Records for the task:

===

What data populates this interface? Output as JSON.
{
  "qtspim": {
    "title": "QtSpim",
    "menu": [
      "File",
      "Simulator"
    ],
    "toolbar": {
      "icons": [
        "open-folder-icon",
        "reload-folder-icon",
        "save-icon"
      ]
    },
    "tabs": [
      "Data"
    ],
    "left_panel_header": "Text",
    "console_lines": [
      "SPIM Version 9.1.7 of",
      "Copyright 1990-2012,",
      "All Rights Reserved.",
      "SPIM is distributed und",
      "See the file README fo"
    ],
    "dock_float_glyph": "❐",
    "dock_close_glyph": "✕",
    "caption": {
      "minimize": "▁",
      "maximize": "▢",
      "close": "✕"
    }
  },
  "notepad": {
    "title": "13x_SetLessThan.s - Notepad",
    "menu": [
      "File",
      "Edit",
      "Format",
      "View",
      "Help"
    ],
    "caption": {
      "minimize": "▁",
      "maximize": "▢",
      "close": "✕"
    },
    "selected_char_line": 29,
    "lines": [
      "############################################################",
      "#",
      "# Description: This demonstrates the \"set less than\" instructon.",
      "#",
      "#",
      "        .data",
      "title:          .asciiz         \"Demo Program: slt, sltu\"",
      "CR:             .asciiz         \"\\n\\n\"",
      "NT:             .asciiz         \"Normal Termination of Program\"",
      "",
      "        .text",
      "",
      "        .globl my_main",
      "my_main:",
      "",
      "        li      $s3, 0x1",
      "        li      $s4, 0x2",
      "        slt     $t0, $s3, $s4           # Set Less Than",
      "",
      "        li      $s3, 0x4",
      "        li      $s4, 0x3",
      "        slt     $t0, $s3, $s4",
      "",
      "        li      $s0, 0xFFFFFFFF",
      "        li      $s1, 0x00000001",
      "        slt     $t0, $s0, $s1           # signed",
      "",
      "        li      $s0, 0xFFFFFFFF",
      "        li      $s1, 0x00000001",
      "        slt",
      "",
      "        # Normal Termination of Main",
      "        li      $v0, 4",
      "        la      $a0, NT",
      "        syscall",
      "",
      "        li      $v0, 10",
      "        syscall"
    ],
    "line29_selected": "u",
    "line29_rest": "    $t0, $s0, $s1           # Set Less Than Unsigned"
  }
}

===

Identify every line holding the word "asciiz" and copy it out.

Expected answer:
      "title:          .asciiz         \"Demo Program: slt, sltu\"",
      "CR:             .asciiz         \"\\n\\n\"",
      "NT:             .asciiz         \"Normal Termination of Program\"",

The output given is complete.